Which lines in the records below contain the word "BINANCE"? Copy each of them.

..............................

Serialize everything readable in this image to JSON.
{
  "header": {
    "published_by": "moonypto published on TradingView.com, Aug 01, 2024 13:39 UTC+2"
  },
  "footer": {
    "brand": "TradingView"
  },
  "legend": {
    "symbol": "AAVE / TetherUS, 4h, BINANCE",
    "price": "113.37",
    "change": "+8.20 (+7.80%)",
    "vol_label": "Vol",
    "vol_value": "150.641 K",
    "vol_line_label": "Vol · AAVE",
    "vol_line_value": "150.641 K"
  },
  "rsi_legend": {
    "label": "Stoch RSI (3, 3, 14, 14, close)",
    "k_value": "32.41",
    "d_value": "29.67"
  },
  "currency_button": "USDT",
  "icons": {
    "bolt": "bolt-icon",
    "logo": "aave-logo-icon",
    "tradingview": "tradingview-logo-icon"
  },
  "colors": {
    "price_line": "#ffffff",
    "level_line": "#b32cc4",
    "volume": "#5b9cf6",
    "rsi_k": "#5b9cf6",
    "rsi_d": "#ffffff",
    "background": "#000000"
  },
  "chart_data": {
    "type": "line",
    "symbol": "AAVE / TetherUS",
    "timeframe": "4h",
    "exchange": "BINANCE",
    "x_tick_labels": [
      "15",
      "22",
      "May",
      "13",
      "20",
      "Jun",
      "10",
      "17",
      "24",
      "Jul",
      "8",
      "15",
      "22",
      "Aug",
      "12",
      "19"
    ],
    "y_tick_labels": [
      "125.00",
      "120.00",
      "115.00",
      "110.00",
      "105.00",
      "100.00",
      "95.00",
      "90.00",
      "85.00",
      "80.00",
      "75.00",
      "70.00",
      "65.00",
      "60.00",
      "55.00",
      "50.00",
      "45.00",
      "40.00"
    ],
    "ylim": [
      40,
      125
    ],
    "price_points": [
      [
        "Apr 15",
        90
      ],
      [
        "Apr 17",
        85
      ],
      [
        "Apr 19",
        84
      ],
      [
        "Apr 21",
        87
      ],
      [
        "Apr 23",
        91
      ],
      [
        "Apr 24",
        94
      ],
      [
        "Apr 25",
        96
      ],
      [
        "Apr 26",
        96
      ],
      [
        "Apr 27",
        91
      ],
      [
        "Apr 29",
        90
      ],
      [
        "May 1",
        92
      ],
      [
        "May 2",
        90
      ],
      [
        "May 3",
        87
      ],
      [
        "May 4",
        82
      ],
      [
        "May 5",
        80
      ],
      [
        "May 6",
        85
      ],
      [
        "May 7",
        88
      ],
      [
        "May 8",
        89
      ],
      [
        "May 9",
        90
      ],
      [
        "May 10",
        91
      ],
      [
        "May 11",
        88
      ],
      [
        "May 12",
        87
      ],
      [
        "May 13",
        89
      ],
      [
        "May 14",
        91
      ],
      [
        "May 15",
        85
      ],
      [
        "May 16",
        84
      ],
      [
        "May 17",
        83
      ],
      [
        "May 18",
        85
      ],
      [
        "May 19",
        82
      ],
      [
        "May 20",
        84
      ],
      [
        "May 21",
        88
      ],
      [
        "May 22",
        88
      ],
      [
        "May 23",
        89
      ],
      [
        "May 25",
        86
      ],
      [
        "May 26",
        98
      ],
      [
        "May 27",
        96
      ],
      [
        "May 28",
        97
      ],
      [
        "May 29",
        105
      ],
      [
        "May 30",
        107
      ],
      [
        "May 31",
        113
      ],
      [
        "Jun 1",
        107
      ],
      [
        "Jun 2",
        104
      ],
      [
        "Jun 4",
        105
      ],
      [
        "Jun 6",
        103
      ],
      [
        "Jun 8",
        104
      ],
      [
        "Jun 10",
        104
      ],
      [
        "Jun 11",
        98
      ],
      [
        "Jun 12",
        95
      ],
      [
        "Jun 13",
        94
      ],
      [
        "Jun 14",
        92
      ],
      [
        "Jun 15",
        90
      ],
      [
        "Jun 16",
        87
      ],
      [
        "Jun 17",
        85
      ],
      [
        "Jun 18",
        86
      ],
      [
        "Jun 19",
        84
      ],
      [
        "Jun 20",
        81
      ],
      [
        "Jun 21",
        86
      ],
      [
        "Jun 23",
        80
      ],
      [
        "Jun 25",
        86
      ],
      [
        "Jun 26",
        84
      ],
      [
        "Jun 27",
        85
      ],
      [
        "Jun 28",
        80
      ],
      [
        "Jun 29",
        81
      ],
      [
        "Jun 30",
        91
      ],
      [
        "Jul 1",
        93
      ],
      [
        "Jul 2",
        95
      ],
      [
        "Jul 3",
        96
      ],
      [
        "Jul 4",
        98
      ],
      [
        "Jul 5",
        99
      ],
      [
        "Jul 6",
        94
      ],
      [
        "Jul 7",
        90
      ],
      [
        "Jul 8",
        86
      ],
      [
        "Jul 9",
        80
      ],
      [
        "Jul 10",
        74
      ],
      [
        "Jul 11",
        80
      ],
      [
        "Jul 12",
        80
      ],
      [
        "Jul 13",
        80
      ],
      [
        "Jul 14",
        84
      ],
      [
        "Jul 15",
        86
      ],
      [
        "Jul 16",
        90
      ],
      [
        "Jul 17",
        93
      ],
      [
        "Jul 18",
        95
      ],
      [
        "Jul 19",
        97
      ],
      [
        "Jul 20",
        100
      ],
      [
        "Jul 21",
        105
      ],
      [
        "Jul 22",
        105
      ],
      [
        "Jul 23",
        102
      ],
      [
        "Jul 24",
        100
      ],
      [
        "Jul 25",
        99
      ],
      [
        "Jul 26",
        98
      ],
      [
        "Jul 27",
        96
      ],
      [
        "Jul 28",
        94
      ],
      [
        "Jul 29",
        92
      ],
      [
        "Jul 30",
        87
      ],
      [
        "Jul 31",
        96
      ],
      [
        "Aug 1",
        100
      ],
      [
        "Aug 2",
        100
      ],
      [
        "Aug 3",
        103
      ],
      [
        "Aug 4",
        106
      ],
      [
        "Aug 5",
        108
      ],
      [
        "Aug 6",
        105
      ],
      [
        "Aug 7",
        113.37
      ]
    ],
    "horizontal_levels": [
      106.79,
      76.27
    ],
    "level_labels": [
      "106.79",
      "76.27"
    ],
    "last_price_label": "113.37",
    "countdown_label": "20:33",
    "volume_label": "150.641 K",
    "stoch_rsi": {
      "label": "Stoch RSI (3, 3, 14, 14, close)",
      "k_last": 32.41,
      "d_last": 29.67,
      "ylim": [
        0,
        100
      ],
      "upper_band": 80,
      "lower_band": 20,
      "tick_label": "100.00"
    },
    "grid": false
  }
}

..............................

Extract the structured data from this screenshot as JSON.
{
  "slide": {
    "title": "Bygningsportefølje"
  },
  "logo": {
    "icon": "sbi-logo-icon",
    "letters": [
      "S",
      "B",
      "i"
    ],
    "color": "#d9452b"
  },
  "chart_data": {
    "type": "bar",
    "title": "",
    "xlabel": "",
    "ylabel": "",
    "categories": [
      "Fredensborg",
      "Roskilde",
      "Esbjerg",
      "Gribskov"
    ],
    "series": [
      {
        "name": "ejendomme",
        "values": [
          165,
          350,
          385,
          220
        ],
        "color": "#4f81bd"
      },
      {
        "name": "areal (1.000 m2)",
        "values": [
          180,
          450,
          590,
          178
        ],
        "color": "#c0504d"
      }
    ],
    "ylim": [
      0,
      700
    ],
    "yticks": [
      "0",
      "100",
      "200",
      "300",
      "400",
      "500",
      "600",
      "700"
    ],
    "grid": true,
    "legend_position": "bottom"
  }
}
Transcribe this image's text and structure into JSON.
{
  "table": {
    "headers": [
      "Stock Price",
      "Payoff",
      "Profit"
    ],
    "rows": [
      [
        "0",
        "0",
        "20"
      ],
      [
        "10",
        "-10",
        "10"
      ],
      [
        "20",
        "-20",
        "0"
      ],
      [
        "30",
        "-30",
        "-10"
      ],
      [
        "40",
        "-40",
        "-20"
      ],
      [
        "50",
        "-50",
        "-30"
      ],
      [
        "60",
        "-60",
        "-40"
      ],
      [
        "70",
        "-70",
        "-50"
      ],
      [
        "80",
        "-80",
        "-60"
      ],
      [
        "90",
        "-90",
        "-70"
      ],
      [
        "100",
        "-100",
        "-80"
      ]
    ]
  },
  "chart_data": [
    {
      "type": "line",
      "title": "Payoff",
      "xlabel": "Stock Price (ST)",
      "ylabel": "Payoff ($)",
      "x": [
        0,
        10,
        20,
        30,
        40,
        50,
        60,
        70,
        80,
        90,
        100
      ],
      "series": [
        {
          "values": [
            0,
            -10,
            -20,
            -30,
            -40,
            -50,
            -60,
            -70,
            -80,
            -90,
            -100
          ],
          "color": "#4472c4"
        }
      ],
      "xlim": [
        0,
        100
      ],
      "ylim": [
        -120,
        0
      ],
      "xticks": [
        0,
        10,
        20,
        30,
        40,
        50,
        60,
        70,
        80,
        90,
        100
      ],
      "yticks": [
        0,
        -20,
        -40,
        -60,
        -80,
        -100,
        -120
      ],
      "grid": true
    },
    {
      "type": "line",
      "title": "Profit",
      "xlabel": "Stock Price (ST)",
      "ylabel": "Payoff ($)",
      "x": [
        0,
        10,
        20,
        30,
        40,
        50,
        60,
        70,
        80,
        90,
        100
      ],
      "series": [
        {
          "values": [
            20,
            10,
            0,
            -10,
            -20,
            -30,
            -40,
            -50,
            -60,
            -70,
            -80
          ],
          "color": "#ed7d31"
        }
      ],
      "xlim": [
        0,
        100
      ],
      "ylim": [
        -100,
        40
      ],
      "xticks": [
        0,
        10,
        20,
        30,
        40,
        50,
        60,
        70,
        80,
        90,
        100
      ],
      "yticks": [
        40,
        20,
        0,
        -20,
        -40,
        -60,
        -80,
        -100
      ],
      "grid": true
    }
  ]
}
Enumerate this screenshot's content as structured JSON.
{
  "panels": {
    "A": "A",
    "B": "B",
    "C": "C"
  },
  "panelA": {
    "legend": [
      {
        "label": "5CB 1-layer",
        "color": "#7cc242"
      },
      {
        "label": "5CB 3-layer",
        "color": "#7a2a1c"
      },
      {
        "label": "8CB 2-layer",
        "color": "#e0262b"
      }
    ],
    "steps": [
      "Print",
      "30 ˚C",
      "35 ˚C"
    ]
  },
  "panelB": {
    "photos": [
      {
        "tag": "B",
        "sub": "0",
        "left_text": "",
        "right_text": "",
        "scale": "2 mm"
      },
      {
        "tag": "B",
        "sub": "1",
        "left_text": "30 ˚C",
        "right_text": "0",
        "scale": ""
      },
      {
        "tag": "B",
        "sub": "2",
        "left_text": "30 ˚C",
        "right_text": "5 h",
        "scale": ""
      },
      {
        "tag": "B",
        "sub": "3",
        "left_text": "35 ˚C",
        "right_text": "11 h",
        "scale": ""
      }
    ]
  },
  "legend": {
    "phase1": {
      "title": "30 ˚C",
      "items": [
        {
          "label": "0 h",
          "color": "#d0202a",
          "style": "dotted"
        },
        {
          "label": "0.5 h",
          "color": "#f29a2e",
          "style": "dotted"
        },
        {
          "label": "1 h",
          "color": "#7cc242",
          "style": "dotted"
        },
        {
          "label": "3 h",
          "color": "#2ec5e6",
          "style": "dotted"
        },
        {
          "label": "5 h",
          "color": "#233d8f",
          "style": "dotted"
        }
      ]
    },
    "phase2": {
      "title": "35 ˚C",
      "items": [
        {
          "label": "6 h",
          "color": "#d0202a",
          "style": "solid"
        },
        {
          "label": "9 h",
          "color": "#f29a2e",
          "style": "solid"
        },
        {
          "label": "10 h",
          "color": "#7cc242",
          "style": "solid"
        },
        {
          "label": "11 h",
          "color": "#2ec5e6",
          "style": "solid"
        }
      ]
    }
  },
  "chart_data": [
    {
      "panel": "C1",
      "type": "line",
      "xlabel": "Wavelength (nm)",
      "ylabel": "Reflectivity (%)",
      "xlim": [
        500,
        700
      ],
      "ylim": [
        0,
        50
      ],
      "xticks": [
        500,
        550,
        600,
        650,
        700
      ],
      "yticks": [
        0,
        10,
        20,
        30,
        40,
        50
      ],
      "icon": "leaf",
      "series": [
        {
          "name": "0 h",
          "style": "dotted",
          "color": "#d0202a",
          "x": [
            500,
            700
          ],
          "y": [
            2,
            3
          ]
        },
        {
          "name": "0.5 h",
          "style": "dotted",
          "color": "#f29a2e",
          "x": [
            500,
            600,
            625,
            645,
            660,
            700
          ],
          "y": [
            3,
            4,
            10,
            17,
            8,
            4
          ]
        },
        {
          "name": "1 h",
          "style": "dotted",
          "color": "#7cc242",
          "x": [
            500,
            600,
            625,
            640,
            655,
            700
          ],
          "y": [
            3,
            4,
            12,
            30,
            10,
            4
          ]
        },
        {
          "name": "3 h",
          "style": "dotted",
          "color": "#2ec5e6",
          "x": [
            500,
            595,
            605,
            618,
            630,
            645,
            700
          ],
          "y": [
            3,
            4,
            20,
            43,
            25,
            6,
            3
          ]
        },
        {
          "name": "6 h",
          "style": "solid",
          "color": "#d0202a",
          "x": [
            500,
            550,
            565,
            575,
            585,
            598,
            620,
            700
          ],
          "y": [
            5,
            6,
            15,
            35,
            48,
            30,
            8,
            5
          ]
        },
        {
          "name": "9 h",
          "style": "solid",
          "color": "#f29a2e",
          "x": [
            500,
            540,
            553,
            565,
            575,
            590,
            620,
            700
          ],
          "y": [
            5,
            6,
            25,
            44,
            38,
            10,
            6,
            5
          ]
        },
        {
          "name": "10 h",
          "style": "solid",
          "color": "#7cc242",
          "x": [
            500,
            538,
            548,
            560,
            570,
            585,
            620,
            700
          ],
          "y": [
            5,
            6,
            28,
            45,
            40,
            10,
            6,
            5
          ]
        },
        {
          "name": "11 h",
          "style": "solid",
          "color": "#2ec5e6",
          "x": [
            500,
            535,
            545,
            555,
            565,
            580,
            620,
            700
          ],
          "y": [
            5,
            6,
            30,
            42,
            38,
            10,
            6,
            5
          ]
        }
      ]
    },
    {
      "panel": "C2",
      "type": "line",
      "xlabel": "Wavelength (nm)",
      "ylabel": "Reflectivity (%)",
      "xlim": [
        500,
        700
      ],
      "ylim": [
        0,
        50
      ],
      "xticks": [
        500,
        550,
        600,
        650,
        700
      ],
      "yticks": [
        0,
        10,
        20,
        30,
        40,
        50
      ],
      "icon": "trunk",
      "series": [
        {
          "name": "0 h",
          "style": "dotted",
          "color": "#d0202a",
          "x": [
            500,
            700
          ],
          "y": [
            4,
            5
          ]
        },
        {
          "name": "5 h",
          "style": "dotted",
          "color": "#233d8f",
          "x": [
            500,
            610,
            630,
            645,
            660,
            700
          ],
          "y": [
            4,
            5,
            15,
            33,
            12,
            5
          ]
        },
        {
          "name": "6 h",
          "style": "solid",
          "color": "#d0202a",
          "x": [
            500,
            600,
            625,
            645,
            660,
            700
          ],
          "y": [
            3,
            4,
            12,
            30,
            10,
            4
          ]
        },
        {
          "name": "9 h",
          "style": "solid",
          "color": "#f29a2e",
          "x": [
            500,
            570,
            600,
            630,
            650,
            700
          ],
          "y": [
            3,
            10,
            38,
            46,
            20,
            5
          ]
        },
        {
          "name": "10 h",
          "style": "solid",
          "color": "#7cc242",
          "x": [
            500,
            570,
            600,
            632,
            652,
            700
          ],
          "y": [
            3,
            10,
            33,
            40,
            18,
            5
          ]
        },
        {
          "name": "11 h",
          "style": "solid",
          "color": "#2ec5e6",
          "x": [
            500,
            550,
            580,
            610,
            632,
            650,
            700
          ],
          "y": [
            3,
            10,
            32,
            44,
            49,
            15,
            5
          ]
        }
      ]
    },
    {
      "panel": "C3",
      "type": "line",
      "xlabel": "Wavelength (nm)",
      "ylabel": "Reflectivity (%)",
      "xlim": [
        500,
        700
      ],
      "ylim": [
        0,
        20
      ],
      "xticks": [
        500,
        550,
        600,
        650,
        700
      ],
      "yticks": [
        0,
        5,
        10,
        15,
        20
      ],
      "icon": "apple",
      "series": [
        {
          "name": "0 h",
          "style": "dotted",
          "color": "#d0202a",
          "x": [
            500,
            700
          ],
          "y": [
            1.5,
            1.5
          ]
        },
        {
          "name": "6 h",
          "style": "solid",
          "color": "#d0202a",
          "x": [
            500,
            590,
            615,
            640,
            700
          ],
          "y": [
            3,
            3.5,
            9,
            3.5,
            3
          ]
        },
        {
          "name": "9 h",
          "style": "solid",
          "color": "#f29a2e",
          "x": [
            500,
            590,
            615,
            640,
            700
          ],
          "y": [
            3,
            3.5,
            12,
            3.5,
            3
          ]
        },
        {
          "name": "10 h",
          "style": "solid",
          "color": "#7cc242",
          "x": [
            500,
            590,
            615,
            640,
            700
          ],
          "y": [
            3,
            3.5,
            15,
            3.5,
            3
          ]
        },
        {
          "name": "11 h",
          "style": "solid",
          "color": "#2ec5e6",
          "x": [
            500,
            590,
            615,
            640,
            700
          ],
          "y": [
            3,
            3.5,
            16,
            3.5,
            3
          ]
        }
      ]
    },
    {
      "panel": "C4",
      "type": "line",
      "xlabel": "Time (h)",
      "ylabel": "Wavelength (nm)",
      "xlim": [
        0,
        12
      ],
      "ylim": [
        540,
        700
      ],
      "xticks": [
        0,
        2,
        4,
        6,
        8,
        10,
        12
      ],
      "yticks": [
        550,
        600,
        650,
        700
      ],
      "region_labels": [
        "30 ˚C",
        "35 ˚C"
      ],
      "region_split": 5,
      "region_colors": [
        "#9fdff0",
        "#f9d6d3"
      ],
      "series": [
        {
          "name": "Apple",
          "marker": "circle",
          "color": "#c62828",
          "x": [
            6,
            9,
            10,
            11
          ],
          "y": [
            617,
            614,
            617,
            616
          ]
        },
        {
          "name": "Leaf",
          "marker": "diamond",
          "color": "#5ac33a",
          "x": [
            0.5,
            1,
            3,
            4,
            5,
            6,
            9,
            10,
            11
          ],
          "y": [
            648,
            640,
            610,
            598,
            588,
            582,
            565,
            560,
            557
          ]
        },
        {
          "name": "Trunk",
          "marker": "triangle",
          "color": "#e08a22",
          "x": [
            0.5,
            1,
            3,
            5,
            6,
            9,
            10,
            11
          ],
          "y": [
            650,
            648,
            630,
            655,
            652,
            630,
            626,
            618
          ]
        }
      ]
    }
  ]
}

..............................

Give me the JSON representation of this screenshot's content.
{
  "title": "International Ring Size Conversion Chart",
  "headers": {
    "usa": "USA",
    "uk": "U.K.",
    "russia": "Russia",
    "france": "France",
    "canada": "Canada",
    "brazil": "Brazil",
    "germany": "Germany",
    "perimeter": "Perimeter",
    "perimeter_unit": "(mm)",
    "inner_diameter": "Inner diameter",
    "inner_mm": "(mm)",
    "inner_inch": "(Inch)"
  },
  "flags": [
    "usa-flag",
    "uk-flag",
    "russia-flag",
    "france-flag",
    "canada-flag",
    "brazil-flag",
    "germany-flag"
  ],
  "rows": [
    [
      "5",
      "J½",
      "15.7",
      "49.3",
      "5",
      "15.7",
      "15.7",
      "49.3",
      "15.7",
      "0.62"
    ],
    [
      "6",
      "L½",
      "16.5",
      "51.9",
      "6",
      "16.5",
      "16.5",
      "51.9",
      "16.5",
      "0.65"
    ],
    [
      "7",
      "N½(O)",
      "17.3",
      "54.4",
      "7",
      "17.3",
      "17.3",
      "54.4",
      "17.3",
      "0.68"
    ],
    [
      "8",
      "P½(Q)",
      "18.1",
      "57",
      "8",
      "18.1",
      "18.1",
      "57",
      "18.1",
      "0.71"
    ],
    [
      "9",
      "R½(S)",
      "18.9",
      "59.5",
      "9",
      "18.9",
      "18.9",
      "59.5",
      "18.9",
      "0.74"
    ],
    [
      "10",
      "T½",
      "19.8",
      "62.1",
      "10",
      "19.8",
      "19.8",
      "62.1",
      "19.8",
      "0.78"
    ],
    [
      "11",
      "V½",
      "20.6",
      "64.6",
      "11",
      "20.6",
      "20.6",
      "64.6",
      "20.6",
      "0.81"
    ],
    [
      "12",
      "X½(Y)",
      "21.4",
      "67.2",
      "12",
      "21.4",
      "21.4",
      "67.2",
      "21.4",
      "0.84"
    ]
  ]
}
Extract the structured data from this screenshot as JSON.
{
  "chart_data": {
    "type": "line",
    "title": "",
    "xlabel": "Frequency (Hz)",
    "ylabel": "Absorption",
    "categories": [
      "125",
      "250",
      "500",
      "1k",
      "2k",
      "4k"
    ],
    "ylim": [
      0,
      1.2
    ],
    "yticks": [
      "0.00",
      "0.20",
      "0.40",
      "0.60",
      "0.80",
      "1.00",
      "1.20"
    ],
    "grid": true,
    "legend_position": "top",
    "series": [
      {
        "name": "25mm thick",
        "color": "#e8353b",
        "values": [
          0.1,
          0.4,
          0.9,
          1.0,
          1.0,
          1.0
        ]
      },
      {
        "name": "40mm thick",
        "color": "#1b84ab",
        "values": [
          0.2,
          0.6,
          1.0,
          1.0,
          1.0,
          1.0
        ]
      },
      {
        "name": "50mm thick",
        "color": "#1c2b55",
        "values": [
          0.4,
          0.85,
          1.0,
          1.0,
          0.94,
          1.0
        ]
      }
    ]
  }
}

..............................

**THE REPLY**
    "symbol": "AAVE / TetherUS, 4h, BINANCE",
    "exchange": "BINANCE",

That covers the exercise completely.